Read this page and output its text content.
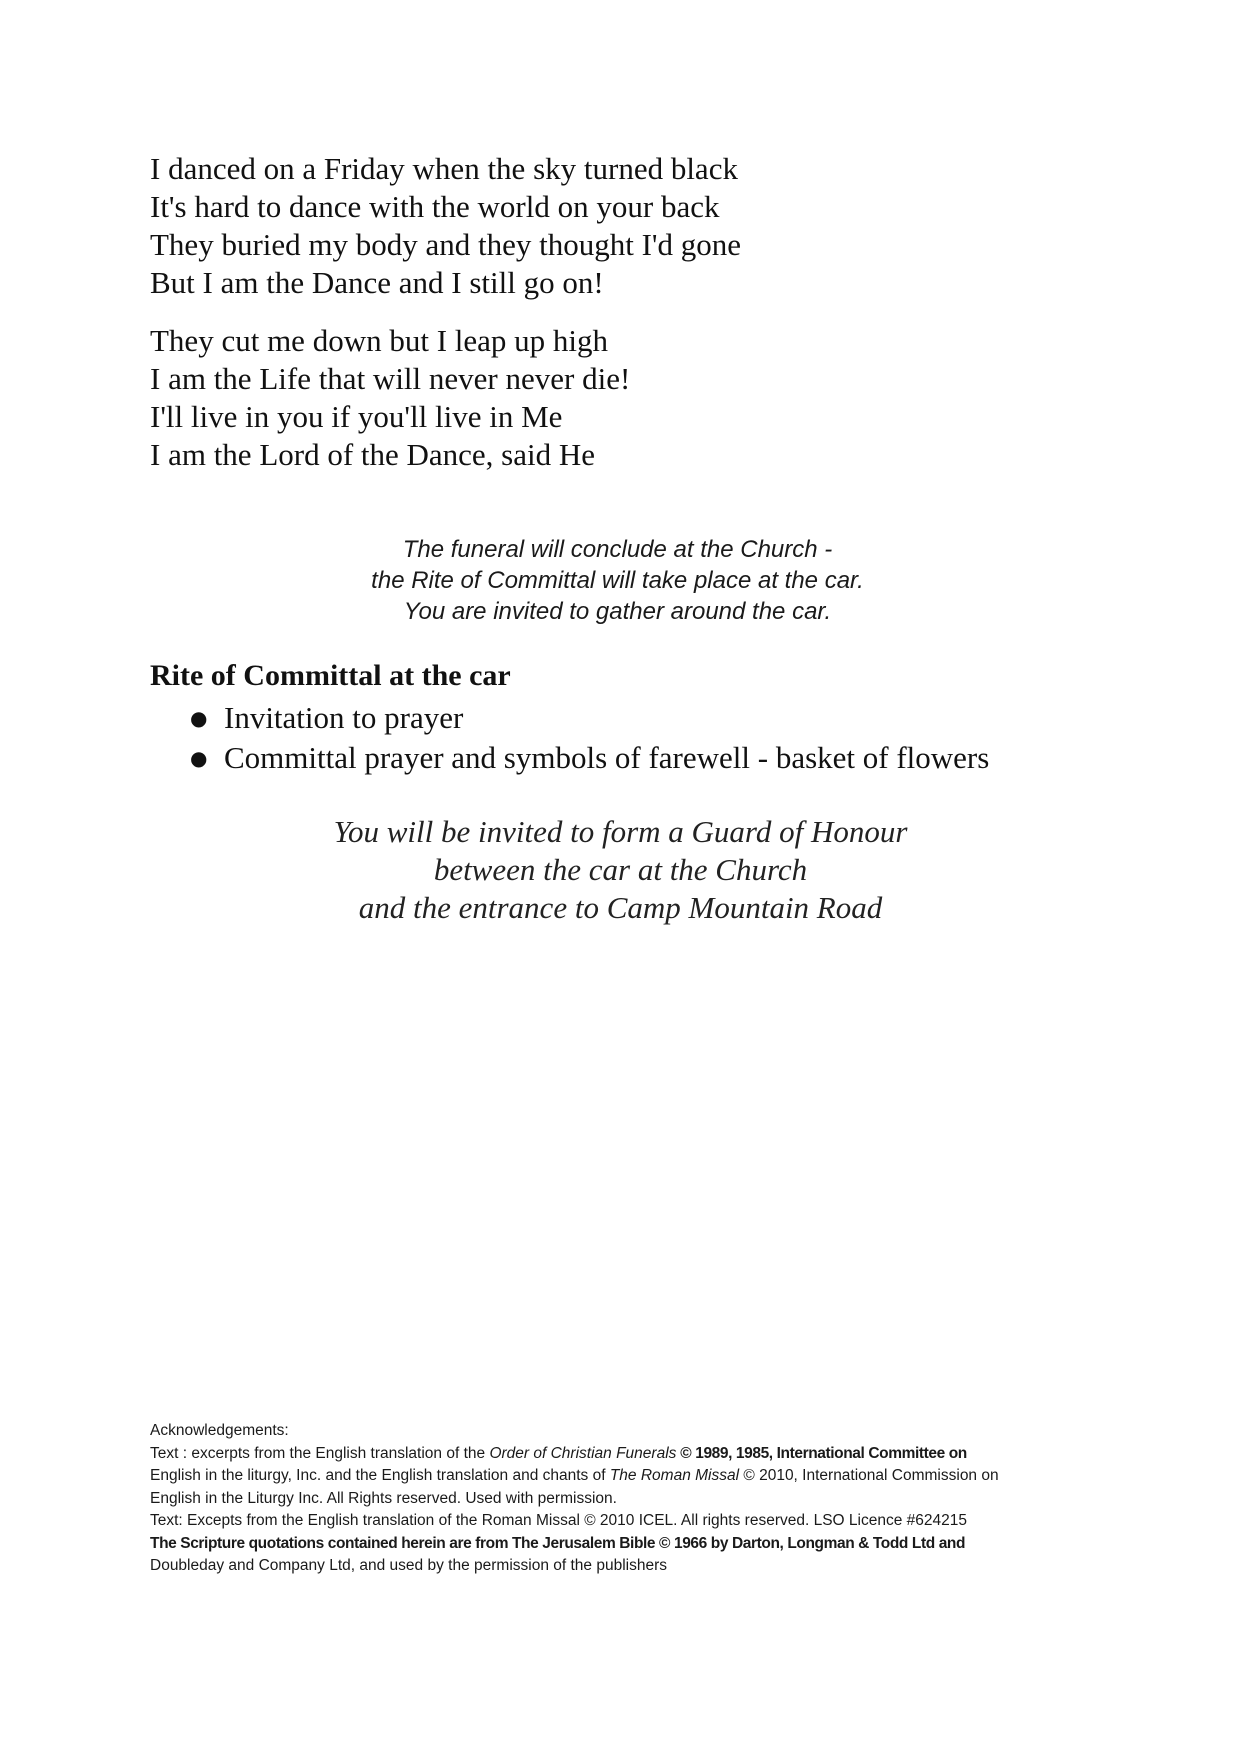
I danced on a Friday when the sky turned black
It's hard to dance with the world on your back
They buried my body and they thought I'd gone
But I am the Dance and I still go on!
They cut me down but I leap up high
I am the Life that will never never die!
I'll live in you if you'll live in Me
I am the Lord of the Dance, said He
The funeral will conclude at the Church -
the Rite of Committal will take place at the car.
You are invited to gather around the car.
Rite of Committal at the car
● Invitation to prayer
● Committal prayer and symbols of farewell - basket of flowers
You will be invited to form a Guard of Honour
between the car at the Church
and the entrance to Camp Mountain Road
Acknowledgements:
Text : excerpts from the English translation of the Order of Christian Funerals © 1989, 1985, International Committee on
English in the liturgy, Inc. and the English translation and chants of The Roman Missal © 2010, International Commission on
English in the Liturgy Inc. All Rights reserved. Used with permission.
Text: Excepts from the English translation of the Roman Missal © 2010 ICEL. All rights reserved. LSO Licence #624215
The Scripture quotations contained herein are from The Jerusalem Bible © 1966 by Darton, Longman & Todd Ltd and
Doubleday and Company Ltd, and used by the permission of the publishers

What is being asked:
Look through the data and gather every line with the string "Missal" in it.

Reply:
English in the liturgy, Inc. and the English translation and chants of The Roman Missal © 2010, International Commission on
Text: Excepts from the English translation of the Roman Missal © 2010 ICEL. All rights reserved. LSO Licence #624215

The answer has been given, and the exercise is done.